ФРАГМЕНТ ДОКУМЕНТА —
▬▬▬▬▬▬

Но этим дело не кончилось. Свою боль Вудхауз должен был превратить в фарс. Да, верно, пенсии Эрнеста не хватало, чтобы послать в Оксфорд сразу двоих сыновей, но этой причины было недостаточно: следовало найти объяснение покруче и непременно комическое. И вот на сцене появляется рупия — валюта, в которой исчислялась пенсия Эрнеста. В поздневикторианской Англии колебания курса рупии стали едва ли не всеобщей забавой, чему отдал дань и Уайльд в «Как важно быть серьезным». Вудхауз же был слишком хороший писатель, чтобы, изживая свое разочарование, не воспользоваться комическим эффектом рупии: «Рупия… все время то подскакивала вверх, то ухала вниз, у нее случались настоящие припадки, так что расходы приходилось приводить в соответствие с ее настроением на текущий момент. ‘Следи за рупией!’ было девизом семьи Вудхаузов».

▬▬▬▬▬▬

ЗАДАНИЯ —
• A. Выпишите все имена и фамилии людей, которые упоминаются во фрагменте о Вудхаузе.
• B. Ответьте на вопросы по фрагменту о Вудхаузе, отвечая на каждый с новой строки под тем же номером.
(i) В какой валюте исчислялась пенсия Эрнеста?
(ii) В каком произведении Уайльд отдал дань колебаниям курса рупии?
(iii) Что было девизом семьи Вудхаузов?
• C. Определите, согласуется ли каждое утверждение с фрагментом о Вудхаузе. Ответьте «да» или «нет» и точно процитируйте слова фрагмента, которые это решают.
(i) Пенсии Эрнеста хватало, чтобы послать в Оксфорд сразу двоих сыновей.
(ii) В поздневикторианской Англии колебания курса рупии были едва ли не всеобщей забавой.
(iii) Вудхауз не стал использовать комический эффект рупии.

ИСХОДНЫЕ ДАННЫЕ —
▬▬▬▬▬▬

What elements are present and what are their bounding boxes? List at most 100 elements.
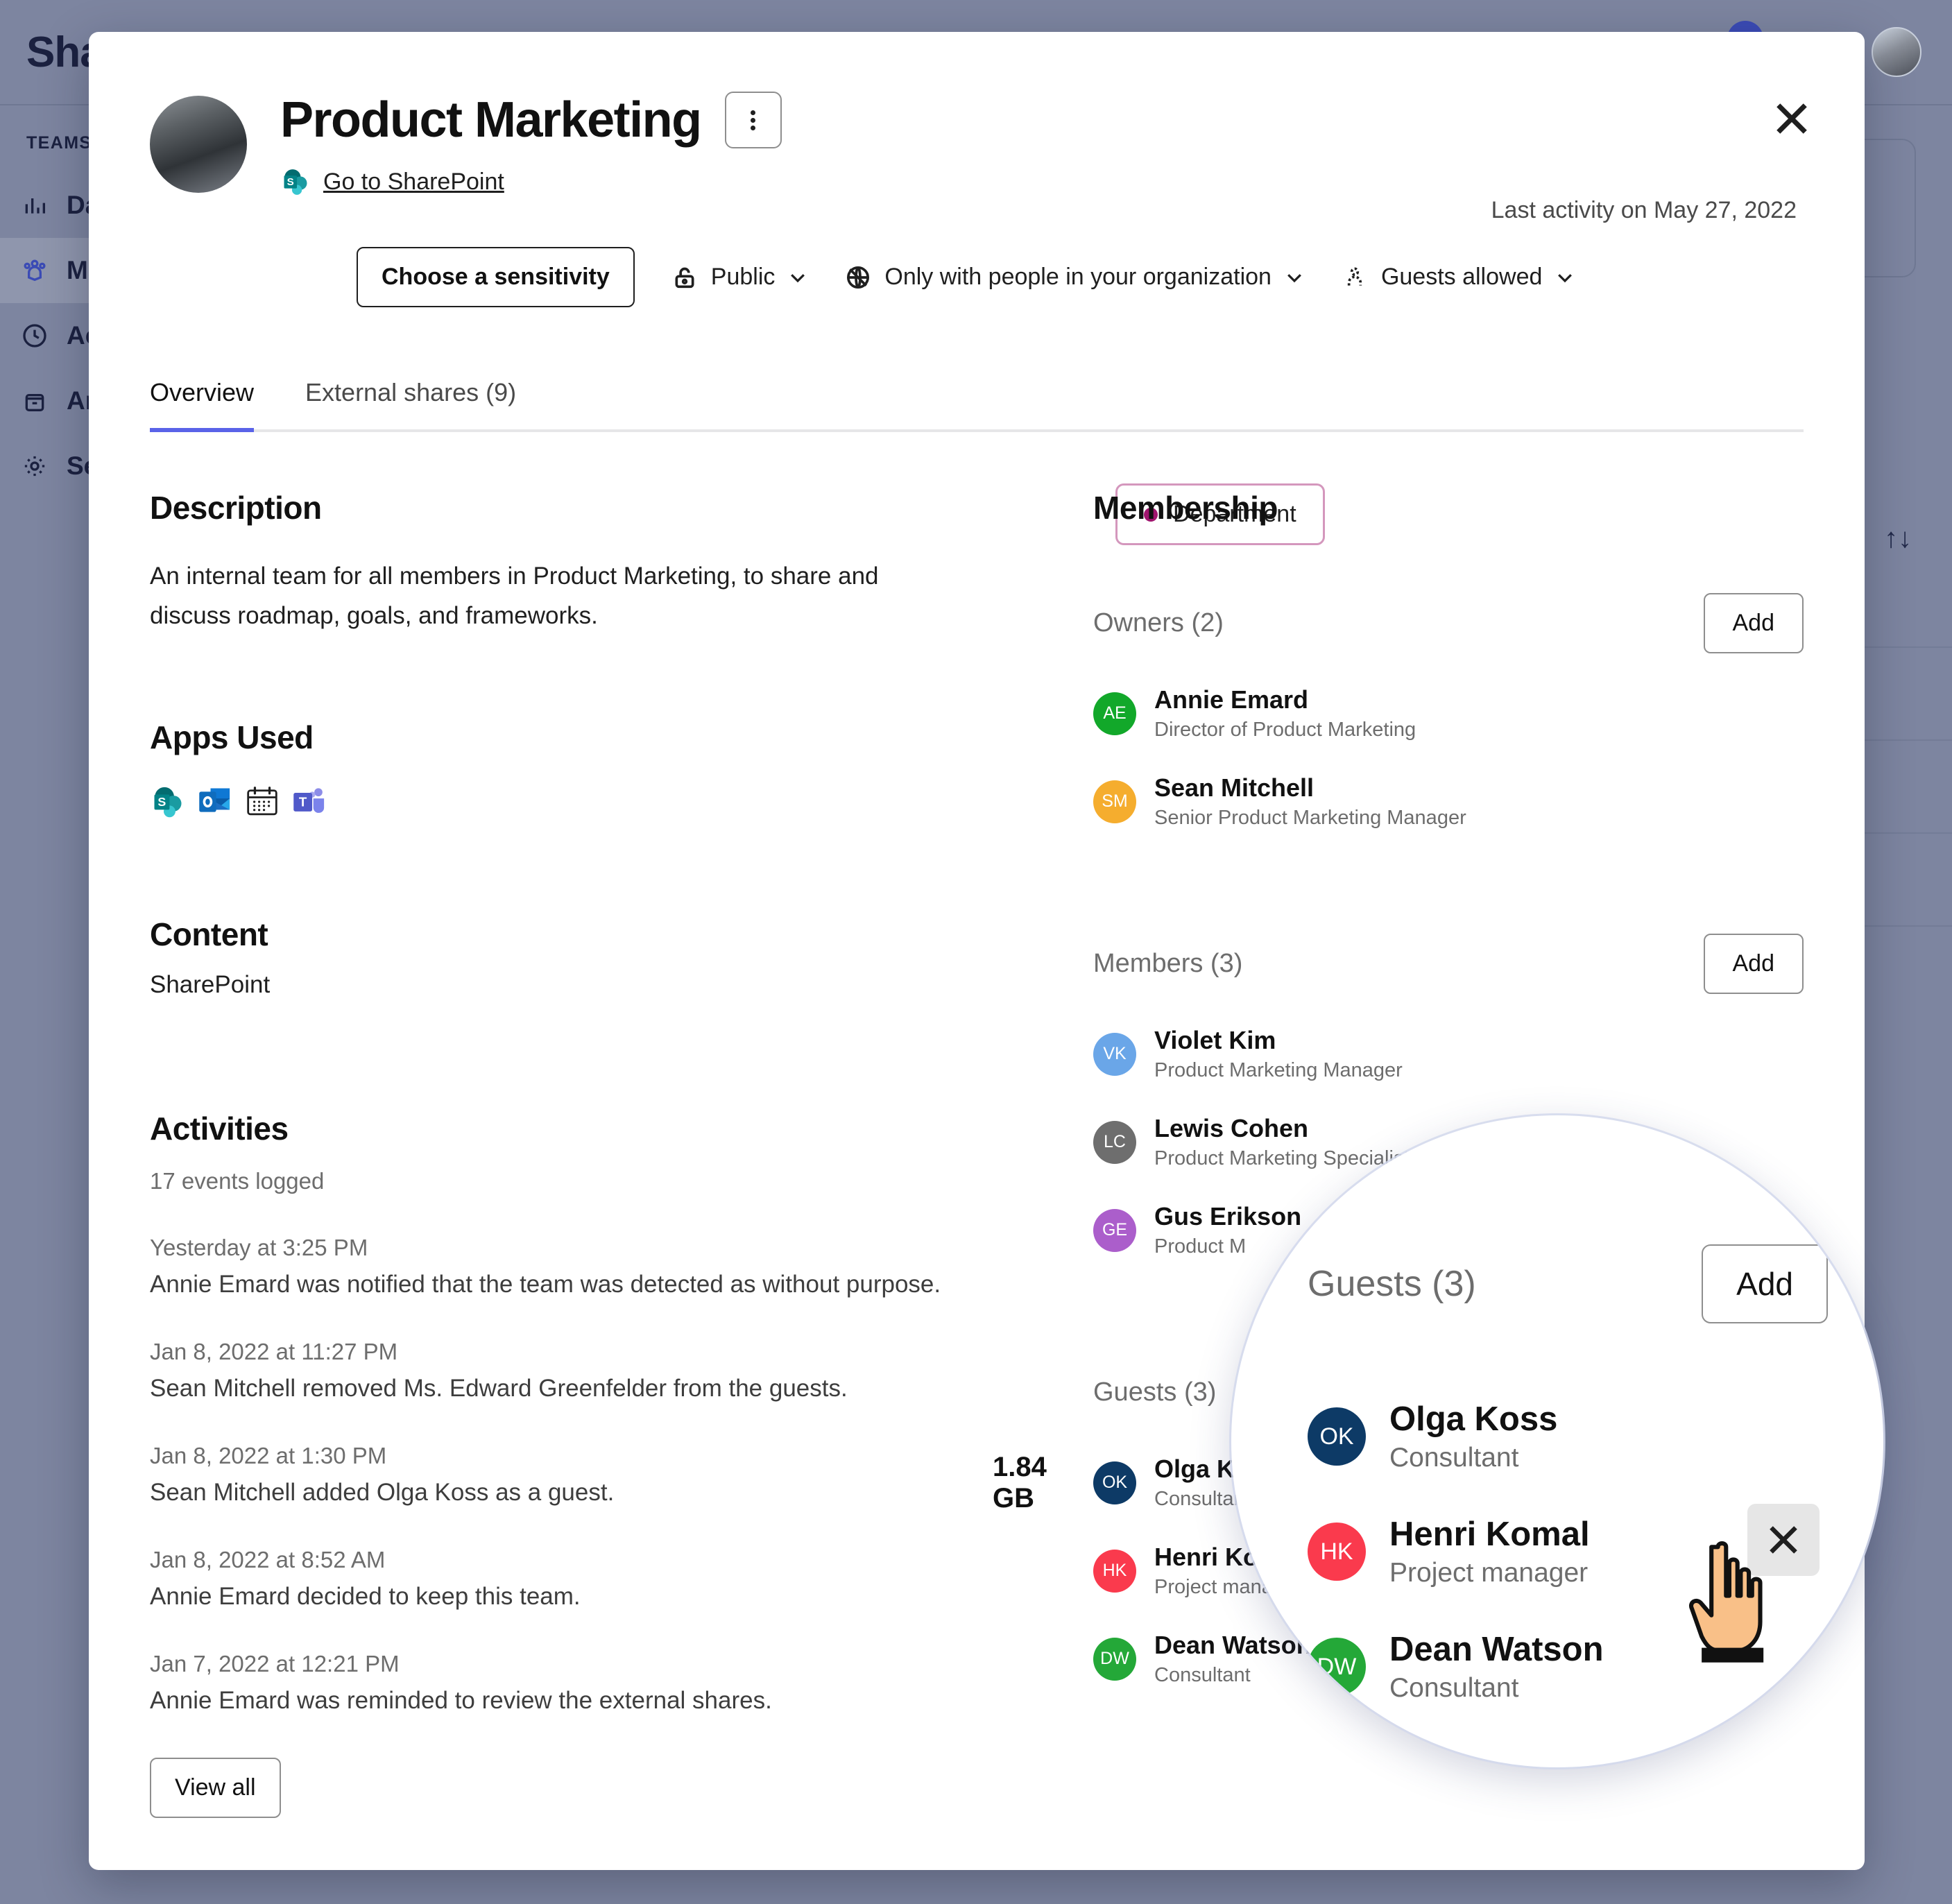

▬▬▬▬▬▬

ОТВЕТЫ К ЗАДАНИЯМ —
• A. Вудхауз, Эрнест, Уайльд

• B.
(i) В рупиях.
(ii) В «Как важно быть серьезным».
(iii) «Следи за рупией!»

• C.
(i) Нет: «пенсии Эрнеста не хватало, чтобы послать в Оксфорд сразу двоих сыновей».
(ii) Да: «В поздневикторианской Англии колебания курса рупии стали едва ли не всеобщей забавой».
(iii) Нет: «Вудхауз же был слишком хороший писатель, чтобы, изживая свое разочарование, не воспользоваться комическим эффектом рупии».